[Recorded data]
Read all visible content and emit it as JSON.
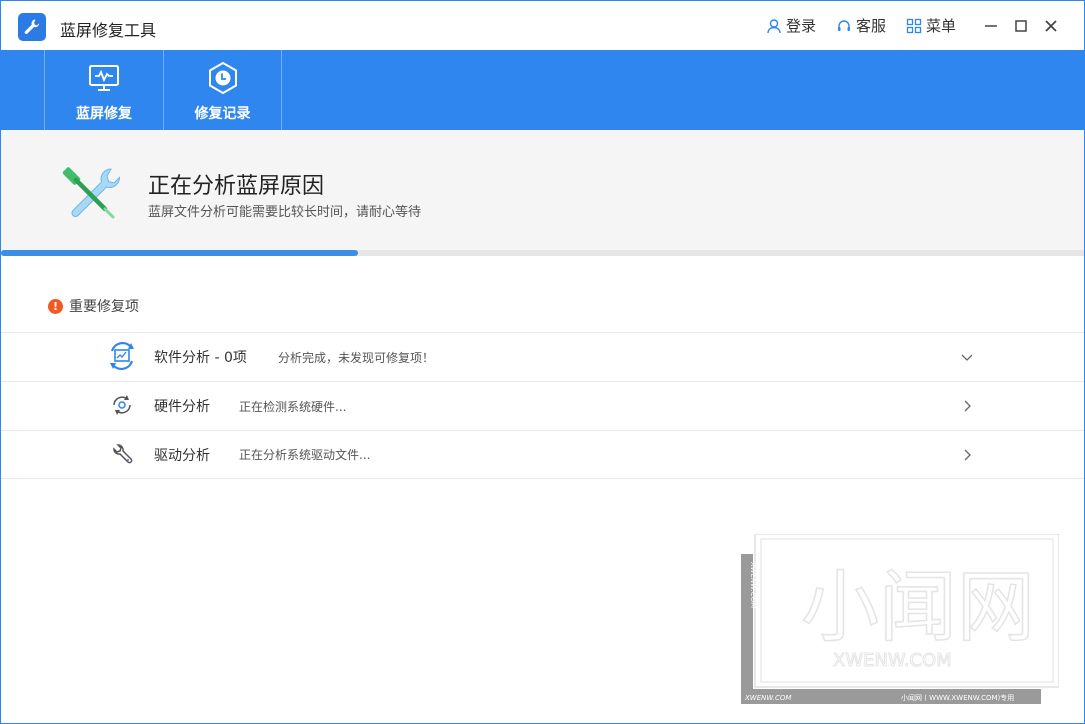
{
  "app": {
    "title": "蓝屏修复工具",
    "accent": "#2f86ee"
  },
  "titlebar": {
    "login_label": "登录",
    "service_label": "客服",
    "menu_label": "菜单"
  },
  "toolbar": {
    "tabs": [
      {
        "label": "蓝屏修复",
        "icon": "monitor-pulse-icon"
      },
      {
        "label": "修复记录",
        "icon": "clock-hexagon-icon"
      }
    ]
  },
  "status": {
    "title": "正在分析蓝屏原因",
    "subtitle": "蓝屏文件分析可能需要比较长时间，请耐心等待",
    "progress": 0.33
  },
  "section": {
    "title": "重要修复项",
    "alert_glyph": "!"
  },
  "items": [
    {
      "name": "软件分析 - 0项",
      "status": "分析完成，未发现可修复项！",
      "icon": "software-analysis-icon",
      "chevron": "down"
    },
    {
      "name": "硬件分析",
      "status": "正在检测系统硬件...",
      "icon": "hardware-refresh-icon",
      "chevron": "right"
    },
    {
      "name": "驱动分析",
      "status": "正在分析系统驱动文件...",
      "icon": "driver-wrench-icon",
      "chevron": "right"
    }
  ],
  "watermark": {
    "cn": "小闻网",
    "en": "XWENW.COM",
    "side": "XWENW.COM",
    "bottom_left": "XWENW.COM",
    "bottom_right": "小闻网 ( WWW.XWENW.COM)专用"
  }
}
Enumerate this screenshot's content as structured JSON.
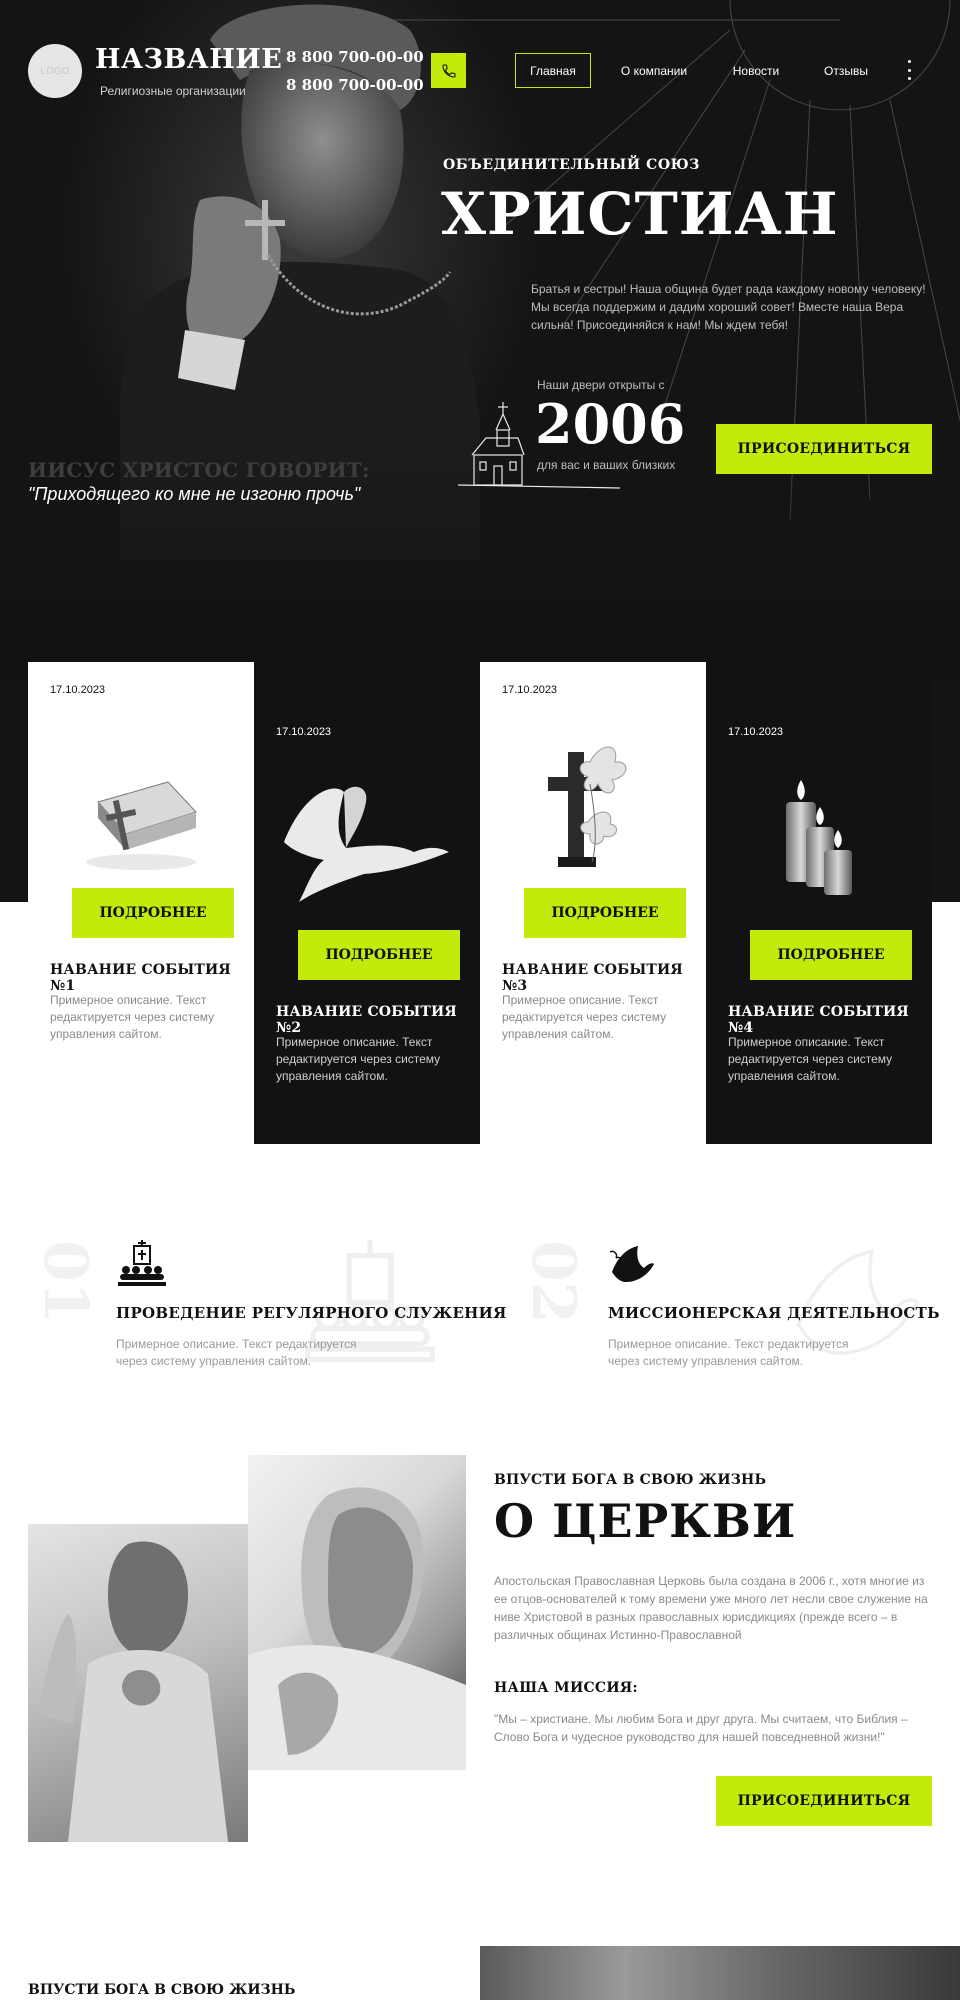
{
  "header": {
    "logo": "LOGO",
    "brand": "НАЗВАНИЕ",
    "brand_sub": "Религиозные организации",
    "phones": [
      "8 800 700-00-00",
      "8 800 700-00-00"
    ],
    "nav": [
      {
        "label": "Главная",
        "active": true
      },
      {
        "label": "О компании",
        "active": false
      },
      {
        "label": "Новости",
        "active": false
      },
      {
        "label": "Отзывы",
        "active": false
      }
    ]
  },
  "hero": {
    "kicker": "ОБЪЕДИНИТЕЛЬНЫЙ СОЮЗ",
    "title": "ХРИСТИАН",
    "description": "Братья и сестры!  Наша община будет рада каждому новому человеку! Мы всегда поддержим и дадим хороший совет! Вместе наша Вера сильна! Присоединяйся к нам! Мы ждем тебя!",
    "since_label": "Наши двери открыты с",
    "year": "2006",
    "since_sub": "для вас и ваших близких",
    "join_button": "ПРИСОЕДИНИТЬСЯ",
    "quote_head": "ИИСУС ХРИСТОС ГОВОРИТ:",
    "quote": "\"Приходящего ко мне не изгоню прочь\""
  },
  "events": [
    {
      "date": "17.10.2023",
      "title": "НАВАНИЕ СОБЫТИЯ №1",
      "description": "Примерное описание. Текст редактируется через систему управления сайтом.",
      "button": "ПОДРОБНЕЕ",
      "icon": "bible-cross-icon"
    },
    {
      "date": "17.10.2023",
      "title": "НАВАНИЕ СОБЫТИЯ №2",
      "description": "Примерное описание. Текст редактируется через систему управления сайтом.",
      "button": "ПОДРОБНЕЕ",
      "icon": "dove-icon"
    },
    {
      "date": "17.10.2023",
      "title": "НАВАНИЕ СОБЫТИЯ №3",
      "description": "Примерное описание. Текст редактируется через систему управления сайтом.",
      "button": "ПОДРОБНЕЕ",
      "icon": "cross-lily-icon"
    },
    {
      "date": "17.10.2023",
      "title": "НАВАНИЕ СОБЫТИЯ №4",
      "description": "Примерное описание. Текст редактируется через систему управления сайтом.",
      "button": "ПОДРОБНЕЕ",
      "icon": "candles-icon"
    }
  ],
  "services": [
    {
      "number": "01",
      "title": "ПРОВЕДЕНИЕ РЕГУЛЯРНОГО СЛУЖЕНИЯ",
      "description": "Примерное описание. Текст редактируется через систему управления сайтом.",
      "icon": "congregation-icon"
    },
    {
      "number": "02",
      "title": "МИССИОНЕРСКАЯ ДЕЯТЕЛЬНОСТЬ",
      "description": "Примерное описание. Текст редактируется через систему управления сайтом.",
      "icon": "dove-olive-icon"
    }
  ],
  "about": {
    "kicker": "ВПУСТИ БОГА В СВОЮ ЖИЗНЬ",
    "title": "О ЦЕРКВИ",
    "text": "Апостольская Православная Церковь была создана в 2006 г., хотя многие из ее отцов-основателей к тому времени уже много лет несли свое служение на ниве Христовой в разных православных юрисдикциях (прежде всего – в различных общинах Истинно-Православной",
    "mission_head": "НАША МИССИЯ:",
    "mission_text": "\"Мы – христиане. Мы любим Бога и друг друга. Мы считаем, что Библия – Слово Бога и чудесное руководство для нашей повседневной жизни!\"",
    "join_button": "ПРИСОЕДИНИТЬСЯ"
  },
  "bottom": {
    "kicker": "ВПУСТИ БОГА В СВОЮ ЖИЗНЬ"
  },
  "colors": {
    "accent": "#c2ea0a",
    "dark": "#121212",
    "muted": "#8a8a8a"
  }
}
---
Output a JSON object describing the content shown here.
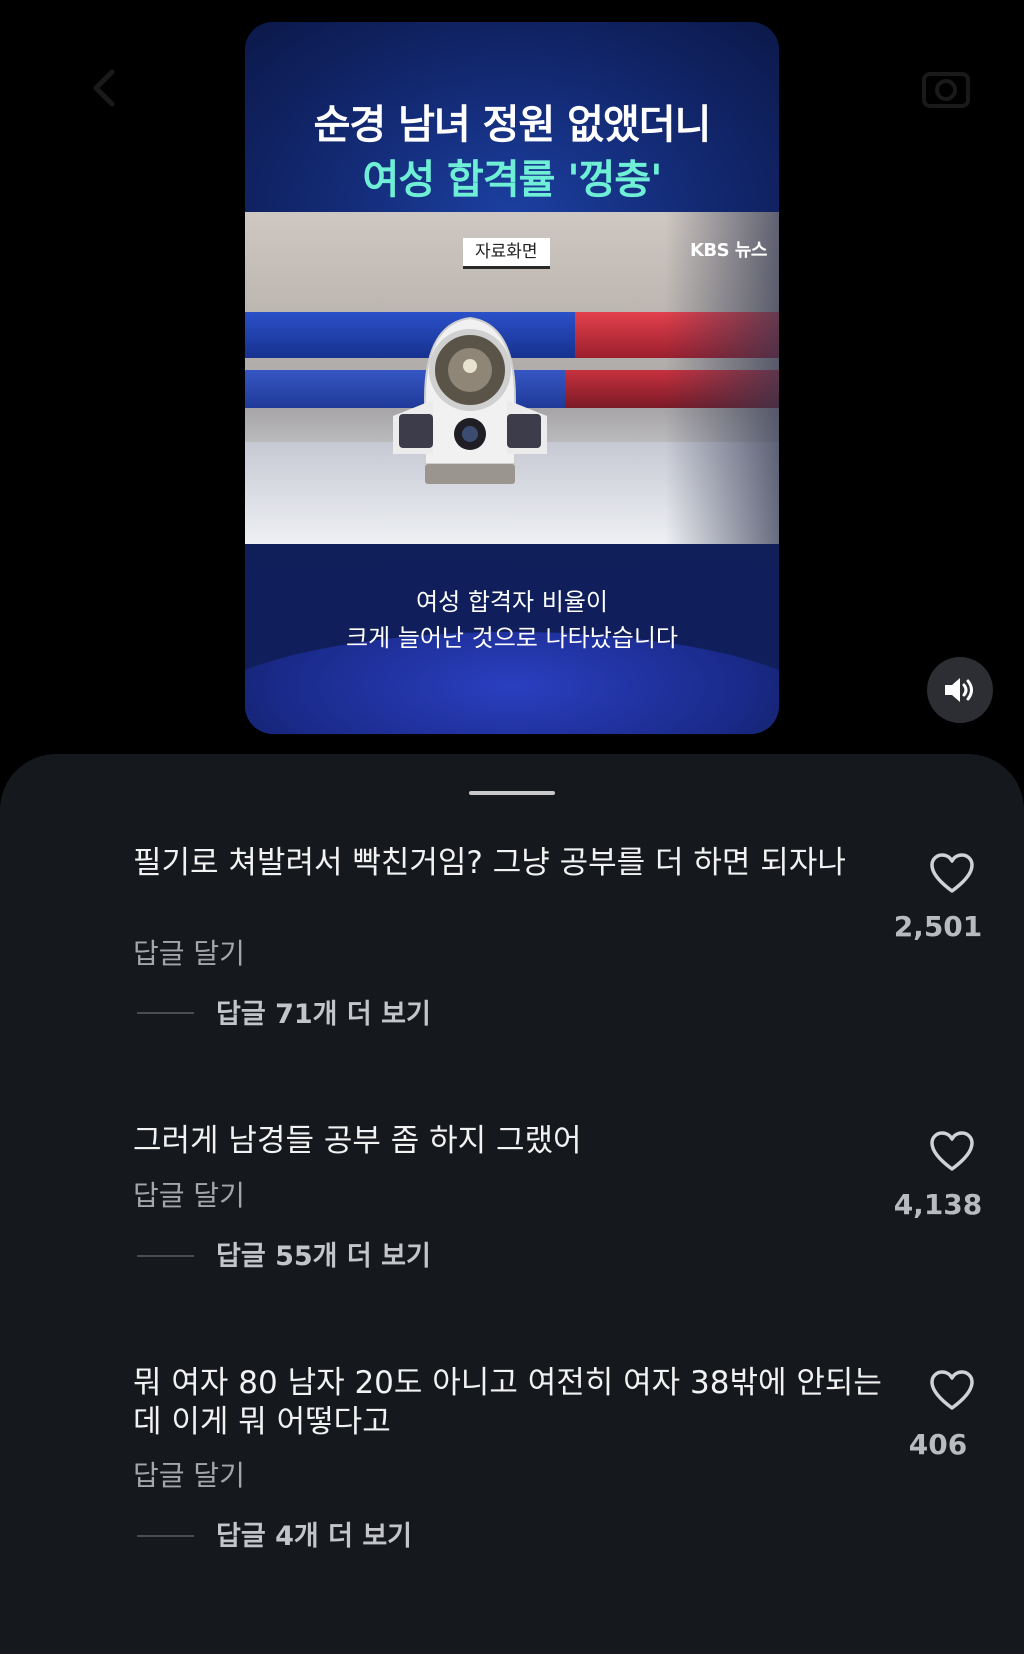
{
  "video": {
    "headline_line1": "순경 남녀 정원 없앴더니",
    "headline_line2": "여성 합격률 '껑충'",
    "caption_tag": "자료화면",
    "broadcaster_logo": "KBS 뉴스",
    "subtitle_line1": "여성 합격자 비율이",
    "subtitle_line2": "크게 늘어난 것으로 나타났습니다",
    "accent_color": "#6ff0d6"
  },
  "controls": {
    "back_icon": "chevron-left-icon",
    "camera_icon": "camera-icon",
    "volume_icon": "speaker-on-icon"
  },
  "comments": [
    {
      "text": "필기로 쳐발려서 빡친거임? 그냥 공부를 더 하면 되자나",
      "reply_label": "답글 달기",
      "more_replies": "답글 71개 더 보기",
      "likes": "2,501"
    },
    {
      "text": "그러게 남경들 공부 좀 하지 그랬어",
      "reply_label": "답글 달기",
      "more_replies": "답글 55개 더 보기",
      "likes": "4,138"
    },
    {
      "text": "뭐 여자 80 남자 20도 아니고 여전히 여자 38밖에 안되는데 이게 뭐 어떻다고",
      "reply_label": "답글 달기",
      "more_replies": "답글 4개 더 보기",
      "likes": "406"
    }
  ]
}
--
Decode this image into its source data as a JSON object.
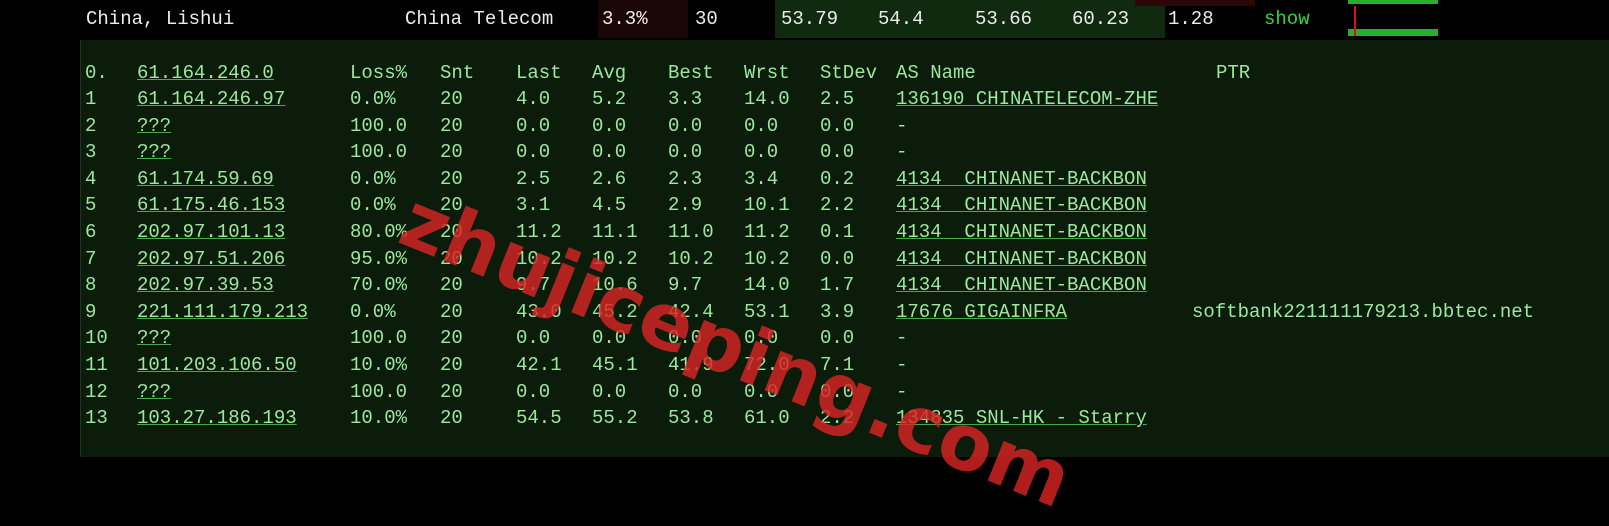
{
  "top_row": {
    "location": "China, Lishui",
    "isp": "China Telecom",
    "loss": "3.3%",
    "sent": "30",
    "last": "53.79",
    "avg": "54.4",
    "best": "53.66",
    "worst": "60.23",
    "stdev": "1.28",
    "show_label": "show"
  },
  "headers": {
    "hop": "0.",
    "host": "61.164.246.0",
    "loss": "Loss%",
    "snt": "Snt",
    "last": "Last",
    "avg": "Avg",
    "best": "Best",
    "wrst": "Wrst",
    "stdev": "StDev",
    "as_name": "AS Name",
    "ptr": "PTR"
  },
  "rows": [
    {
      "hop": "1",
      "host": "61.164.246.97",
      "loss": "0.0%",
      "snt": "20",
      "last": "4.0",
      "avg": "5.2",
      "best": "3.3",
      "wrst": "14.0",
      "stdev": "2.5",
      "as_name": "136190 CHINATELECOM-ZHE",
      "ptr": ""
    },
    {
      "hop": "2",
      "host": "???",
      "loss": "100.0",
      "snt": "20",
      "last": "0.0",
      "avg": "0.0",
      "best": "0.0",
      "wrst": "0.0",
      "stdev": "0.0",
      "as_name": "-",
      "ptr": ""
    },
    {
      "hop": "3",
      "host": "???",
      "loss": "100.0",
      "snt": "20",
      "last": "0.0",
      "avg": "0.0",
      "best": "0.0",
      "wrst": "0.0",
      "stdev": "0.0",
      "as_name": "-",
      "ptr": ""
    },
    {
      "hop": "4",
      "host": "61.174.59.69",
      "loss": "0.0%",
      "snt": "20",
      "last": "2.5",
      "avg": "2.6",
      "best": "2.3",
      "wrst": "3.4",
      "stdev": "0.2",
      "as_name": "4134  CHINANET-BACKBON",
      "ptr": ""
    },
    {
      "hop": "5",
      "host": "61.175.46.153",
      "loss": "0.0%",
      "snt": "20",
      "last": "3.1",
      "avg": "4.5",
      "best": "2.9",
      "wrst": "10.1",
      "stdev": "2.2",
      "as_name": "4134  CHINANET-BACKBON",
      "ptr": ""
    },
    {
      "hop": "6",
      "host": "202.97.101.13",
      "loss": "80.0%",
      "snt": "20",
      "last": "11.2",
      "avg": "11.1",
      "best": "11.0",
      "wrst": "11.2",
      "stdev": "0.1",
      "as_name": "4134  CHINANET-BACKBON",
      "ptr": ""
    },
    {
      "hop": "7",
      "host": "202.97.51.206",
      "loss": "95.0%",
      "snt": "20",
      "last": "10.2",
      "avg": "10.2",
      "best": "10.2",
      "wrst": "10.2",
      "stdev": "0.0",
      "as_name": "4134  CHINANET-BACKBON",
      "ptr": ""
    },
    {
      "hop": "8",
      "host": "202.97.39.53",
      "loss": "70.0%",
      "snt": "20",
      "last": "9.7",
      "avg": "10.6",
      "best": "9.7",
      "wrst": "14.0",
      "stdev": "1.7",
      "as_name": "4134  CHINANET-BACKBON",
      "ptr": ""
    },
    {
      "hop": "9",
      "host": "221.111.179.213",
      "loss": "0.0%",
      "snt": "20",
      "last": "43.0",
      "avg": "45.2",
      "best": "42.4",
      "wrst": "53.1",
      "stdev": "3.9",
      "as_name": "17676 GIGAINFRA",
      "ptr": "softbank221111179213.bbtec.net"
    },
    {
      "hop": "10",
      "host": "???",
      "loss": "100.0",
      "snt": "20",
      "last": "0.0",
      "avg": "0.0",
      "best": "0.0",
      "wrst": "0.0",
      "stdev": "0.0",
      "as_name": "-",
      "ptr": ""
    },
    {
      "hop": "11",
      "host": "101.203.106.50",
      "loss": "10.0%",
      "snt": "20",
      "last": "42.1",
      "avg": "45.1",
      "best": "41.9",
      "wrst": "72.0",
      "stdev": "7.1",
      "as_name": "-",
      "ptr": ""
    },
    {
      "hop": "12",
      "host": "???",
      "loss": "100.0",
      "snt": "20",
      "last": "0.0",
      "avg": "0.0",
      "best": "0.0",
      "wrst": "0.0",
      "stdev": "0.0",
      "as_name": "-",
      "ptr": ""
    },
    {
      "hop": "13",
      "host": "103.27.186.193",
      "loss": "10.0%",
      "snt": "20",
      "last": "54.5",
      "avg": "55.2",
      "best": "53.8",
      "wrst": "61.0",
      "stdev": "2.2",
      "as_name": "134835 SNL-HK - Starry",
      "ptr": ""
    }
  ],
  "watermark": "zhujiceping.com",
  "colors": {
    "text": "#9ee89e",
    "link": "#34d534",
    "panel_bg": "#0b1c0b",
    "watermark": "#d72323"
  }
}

AIM OF THE TASK: Filter the entries above down to the lines containing the word "status".

WRITTEN SOLUTION:
  "status": {
      "status": "分析完成，未发现可修复项！",
      "status": "正在检测系统硬件...",
      "status": "正在分析系统驱动文件...",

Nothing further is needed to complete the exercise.